=== Task brief ===
Every line below that includes "output" counts toward the total. Report that total alone.

(Records from a dataset)
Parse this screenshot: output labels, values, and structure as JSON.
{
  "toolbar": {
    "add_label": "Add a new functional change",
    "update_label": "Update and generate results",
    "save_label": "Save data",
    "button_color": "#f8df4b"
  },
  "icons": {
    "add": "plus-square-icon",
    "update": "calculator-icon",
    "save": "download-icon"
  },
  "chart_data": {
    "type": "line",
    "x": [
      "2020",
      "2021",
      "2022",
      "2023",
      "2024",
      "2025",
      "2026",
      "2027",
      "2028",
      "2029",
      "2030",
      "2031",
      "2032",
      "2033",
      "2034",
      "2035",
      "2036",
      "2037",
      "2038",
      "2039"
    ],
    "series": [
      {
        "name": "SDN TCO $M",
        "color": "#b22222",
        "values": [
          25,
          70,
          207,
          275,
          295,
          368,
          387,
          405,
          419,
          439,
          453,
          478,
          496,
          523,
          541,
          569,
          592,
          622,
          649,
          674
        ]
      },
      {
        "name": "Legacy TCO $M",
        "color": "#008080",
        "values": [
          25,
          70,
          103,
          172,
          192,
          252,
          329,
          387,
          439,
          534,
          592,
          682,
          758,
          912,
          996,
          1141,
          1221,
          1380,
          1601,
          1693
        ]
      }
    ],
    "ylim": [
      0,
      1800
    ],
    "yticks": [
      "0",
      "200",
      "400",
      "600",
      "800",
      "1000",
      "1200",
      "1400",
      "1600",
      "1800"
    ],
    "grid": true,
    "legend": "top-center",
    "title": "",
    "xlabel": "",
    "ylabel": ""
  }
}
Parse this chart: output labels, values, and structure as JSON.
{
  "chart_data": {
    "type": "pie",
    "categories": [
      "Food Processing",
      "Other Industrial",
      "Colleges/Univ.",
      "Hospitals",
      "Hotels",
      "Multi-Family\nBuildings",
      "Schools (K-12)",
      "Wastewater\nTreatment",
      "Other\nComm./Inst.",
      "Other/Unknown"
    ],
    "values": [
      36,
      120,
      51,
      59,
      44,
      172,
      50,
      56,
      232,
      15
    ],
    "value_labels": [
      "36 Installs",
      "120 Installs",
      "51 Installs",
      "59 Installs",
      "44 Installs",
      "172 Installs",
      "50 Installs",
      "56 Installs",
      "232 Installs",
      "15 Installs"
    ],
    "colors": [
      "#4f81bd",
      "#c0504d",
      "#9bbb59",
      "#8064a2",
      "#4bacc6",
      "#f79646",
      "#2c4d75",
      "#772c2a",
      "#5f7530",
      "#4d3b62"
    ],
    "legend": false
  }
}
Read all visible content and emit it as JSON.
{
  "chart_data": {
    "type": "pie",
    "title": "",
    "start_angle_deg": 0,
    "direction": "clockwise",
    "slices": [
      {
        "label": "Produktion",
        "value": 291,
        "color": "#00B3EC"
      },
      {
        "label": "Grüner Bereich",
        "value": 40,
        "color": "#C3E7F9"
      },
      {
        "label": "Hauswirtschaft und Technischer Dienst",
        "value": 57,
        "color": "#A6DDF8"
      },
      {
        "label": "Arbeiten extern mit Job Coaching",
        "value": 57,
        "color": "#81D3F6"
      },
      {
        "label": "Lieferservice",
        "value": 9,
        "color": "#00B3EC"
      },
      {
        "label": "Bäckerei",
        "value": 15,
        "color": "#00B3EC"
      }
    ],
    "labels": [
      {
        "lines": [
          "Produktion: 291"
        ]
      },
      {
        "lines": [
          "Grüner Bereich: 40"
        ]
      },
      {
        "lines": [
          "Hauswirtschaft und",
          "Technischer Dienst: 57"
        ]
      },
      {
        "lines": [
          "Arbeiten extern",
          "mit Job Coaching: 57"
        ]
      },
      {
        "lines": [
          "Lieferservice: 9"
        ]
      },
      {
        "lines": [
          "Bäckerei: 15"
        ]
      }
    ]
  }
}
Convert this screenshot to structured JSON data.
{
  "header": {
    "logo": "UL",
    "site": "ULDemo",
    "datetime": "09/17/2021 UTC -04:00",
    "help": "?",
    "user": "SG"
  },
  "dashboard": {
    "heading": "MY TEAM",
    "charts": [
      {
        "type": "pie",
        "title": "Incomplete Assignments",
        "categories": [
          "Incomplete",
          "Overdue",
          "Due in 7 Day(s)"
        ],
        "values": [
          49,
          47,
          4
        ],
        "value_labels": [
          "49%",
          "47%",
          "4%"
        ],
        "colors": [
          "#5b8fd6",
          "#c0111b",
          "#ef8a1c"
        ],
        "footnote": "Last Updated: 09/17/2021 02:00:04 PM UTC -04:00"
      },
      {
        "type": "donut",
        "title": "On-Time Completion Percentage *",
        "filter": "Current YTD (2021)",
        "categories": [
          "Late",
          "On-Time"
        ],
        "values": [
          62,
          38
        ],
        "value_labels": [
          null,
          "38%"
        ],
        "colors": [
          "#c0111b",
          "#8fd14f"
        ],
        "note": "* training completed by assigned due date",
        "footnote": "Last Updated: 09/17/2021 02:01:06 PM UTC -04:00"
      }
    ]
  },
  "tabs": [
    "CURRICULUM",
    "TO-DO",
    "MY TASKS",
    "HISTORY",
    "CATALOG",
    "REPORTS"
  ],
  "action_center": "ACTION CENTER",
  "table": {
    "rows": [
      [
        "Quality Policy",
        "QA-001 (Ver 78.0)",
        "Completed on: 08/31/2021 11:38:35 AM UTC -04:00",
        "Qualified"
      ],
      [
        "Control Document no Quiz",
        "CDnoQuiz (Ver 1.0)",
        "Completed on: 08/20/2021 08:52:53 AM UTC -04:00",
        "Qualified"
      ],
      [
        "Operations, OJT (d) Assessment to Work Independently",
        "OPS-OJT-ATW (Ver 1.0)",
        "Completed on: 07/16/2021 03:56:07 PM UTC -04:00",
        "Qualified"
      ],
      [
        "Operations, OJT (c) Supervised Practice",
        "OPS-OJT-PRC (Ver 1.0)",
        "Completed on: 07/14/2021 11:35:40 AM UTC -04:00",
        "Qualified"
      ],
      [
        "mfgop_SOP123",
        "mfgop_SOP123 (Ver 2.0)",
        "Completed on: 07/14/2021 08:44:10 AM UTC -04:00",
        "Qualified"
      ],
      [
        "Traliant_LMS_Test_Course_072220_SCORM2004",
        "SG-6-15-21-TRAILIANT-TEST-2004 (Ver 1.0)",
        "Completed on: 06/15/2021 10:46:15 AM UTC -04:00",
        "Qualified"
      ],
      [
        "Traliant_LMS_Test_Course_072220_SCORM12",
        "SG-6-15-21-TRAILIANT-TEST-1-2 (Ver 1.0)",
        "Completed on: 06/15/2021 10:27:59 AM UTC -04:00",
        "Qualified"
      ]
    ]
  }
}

=== Written answer ===
2